WRITTEN INSTRUCTION - Filter the records below and copy every line containing the word "updates".

GIVEN DATA -
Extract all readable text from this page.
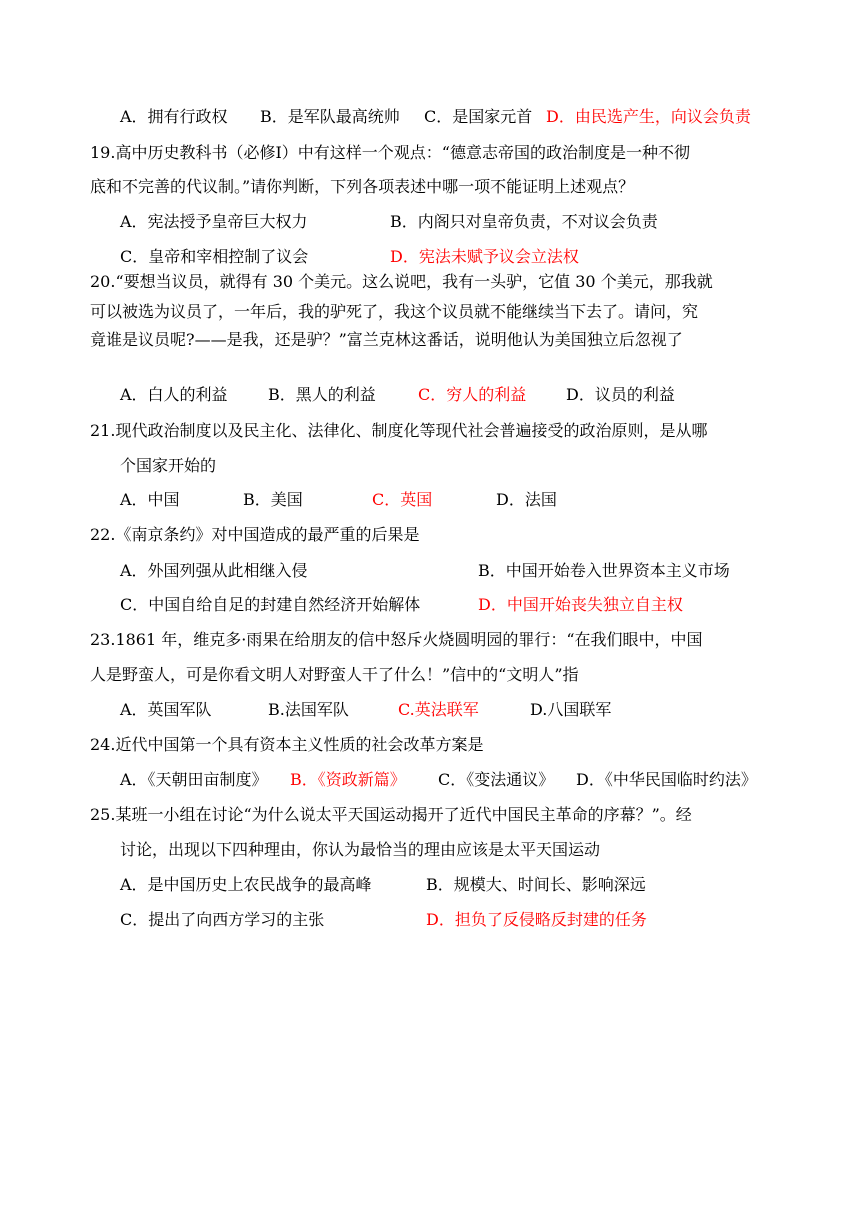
A．拥有行政权 B．是军队最高统帅 C．是国家元首 D．由民选产生，向议会负责
19.高中历史教科书（必修Ⅰ）中有这样一个观点：“德意志帝国的政治制度是一种不彻
底和不完善的代议制。”请你判断，下列各项表述中哪一项不能证明上述观点？
A．宪法授予皇帝巨大权力	B．内阁只对皇帝负责，不对议会负责
C．皇帝和宰相控制了议会	D．宪法未赋予议会立法权
20.“要想当议员，就得有 30 个美元。这么说吧，我有一头驴，它值 30 个美元，那我就
可以被选为议员了，一年后，我的驴死了，我这个议员就不能继续当下去了。请问，究
竟谁是议员呢?——是我，还是驴？”富兰克林这番话，说明他认为美国独立后忽视了
A．白人的利益	B．黑人的利益	C．穷人的利益 D．议员的利益
21.现代政治制度以及民主化、法律化、制度化等现代社会普遍接受的政治原则，是从哪
个国家开始的
A．中国	B．美国	C．英国	D．法国
22.《南京条约》对中国造成的最严重的后果是
A．外国列强从此相继入侵	B．中国开始卷入世界资本主义市场
C．中国自给自足的封建自然经济开始解体	D．中国开始丧失独立自主权
23.1861 年，维克多·雨果在给朋友的信中怒斥火烧圆明园的罪行：“在我们眼中，中国
人是野蛮人，可是你看文明人对野蛮人干了什么！”信中的“文明人”指
A．英国军队	B.法国军队	C.英法联军	D.八国联军
24.近代中国第一个具有资本主义性质的社会改革方案是
A．《天朝田亩制度》 B．《资政新篇》 C．《变法通议》 D．《中华民国临时约法》
25.某班一小组在讨论“为什么说太平天国运动揭开了近代中国民主革命的序幕？”。经
讨论，出现以下四种理由，你认为最恰当的理由应该是太平天国运动
A．是中国历史上农民战争的最高峰	B．规模大、时间长、影响深远
C．提出了向西方学习的主张	D．担负了反侵略反封建的任务
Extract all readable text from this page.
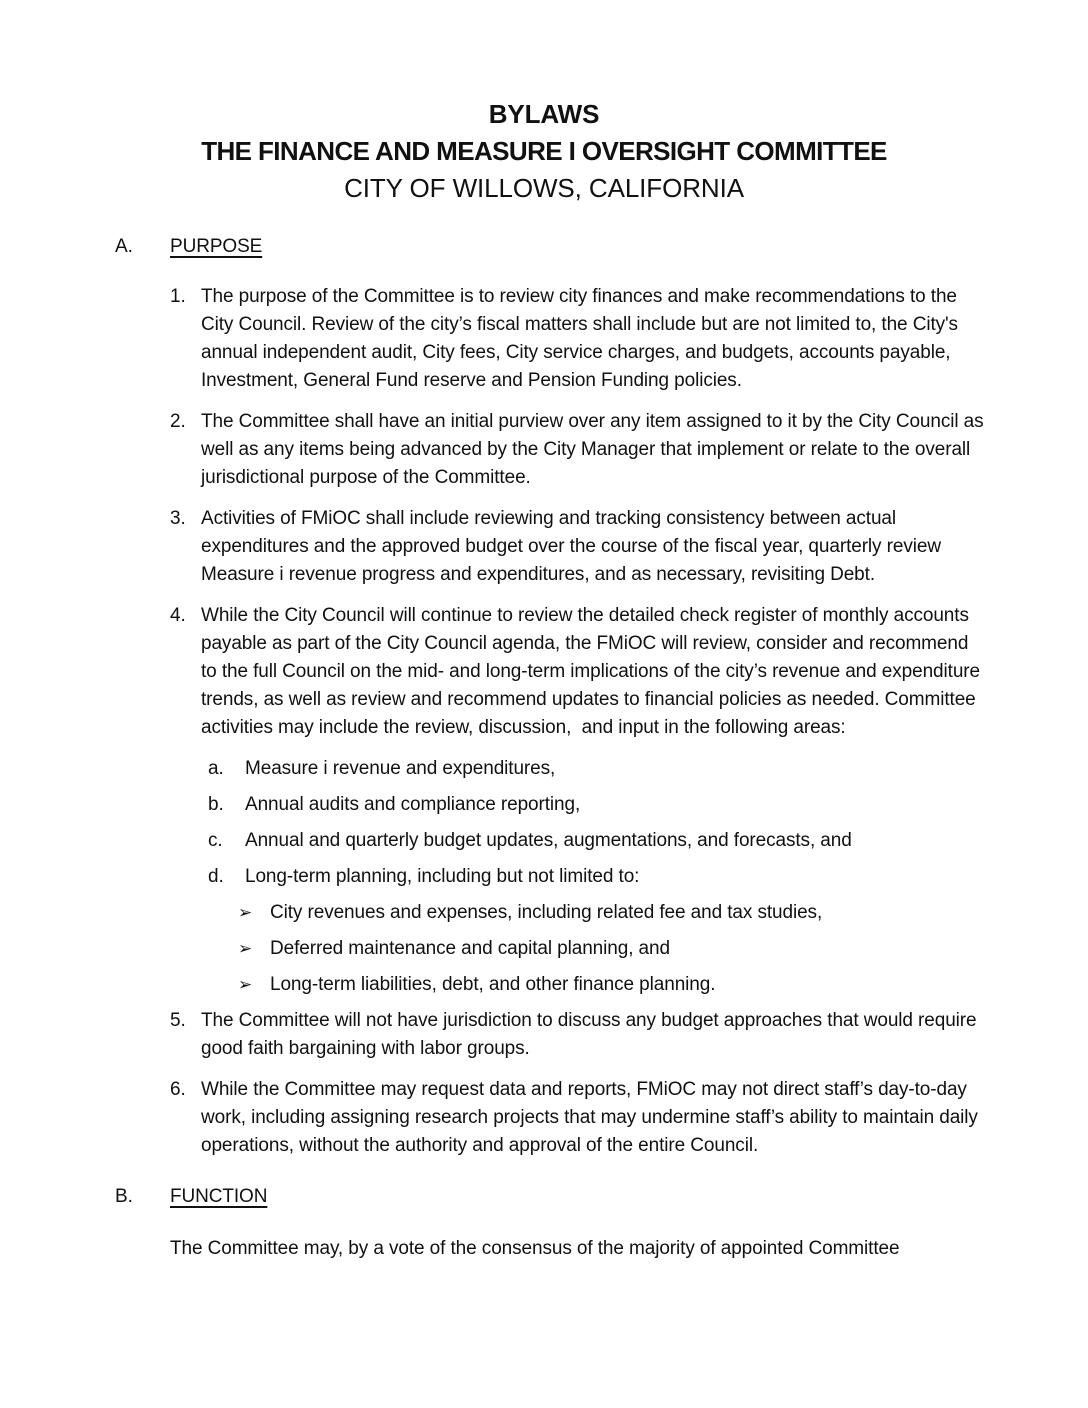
BYLAWS
THE FINANCE AND MEASURE I OVERSIGHT COMMITTEE
CITY OF WILLOWS, CALIFORNIA
A.	PURPOSE
1. The purpose of the Committee is to review city finances and make recommendations to the City Council. Review of the city’s fiscal matters shall include but are not limited to, the City's annual independent audit, City fees, City service charges, and budgets, accounts payable, Investment, General Fund reserve and Pension Funding policies.
2. The Committee shall have an initial purview over any item assigned to it by the City Council as well as any items being advanced by the City Manager that implement or relate to the overall jurisdictional purpose of the Committee.
3. Activities of FMiOC shall include reviewing and tracking consistency between actual expenditures and the approved budget over the course of the fiscal year, quarterly review Measure i revenue progress and expenditures, and as necessary, revisiting Debt.
4. While the City Council will continue to review the detailed check register of monthly accounts payable as part of the City Council agenda, the FMiOC will review, consider and recommend to the full Council on the mid- and long-term implications of the city’s revenue and expenditure trends, as well as review and recommend updates to financial policies as needed. Committee activities may include the review, discussion,  and input in the following areas:
a.	Measure i revenue and expenditures,
b.	Annual audits and compliance reporting,
c.	Annual and quarterly budget updates, augmentations, and forecasts, and
d.	Long-term planning, including but not limited to:
➢ City revenues and expenses, including related fee and tax studies,
➢ Deferred maintenance and capital planning, and
➢ Long-term liabilities, debt, and other finance planning.
5. The Committee will not have jurisdiction to discuss any budget approaches that would require good faith bargaining with labor groups.
6. While the Committee may request data and reports, FMiOC may not direct staff’s day-to-day work, including assigning research projects that may undermine staff’s ability to maintain daily operations, without the authority and approval of the entire Council.
B.	FUNCTION
The Committee may, by a vote of the consensus of the majority of appointed Committee
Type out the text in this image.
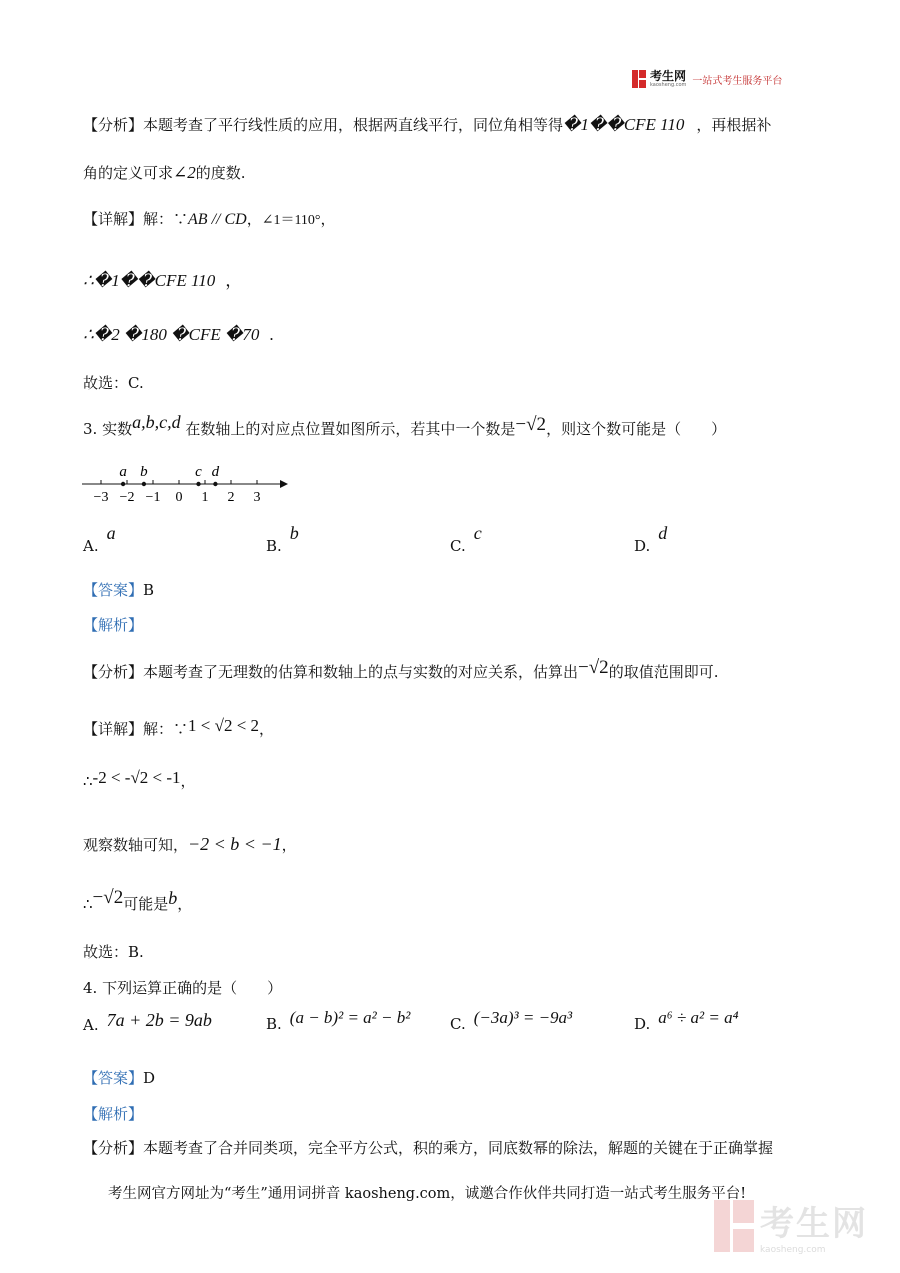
考生网
kaosheng.com 一站式考生服务平台
【分析】本题考查了平行线性质的应用，根据两直线平行，同位角相等得�1��CFE 110 ，再根据补
角的定义可求∠2的度数.
【详解】解：∵AB // CD，∠1＝110°，
∴�1��CFE 110 ，
∴�2 �180 �CFE �70 .
故选：C.
3. 实数a,b,c,d 在数轴上的对应点位置如图所示，若其中一个数是−√2，则这个数可能是（　　）
−3 −2 −1 0 1 2 3
a b	c d
A.a
B.b
C.c
D.d
【答案】B
【解析】
【分析】本题考查了无理数的估算和数轴上的点与实数的对应关系，估算出−√2的取值范围即可.
【详解】解：∵1 < √2 < 2，
∴-2 < -√2 < -1，
观察数轴可知，−2 < b < −1，
∴−√2可能是b，
故选：B.
4. 下列运算正确的是（　　）
A. 7a + 2b = 9ab	B. (a − b)² = a² − b²	C. (−3a)³ = −9a³	D. a⁶ ÷ a² = a⁴
【答案】D
【解析】
【分析】本题考查了合并同类项，完全平方公式，积的乘方，同底数幂的除法，解题的关键在于正确掌握
考生网官方网址为“考生”通用词拼音 kaosheng.com，诚邀合作伙伴共同打造一站式考生服务平台!
考生网
kaosheng.com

OUTPUT OF THE EXERCISE -
4. While the City Council will continue to review the detailed check register of monthly accounts payable as part of the City Council agenda, the FMiOC will review, consider and recommend to the full Council on the mid- and long-term implications of the city’s revenue and expenditure trends, as well as review and recommend updates to financial policies as needed. Committee activities may include the review, discussion,  and input in the following areas:
c.	Annual and quarterly budget updates, augmentations, and forecasts, and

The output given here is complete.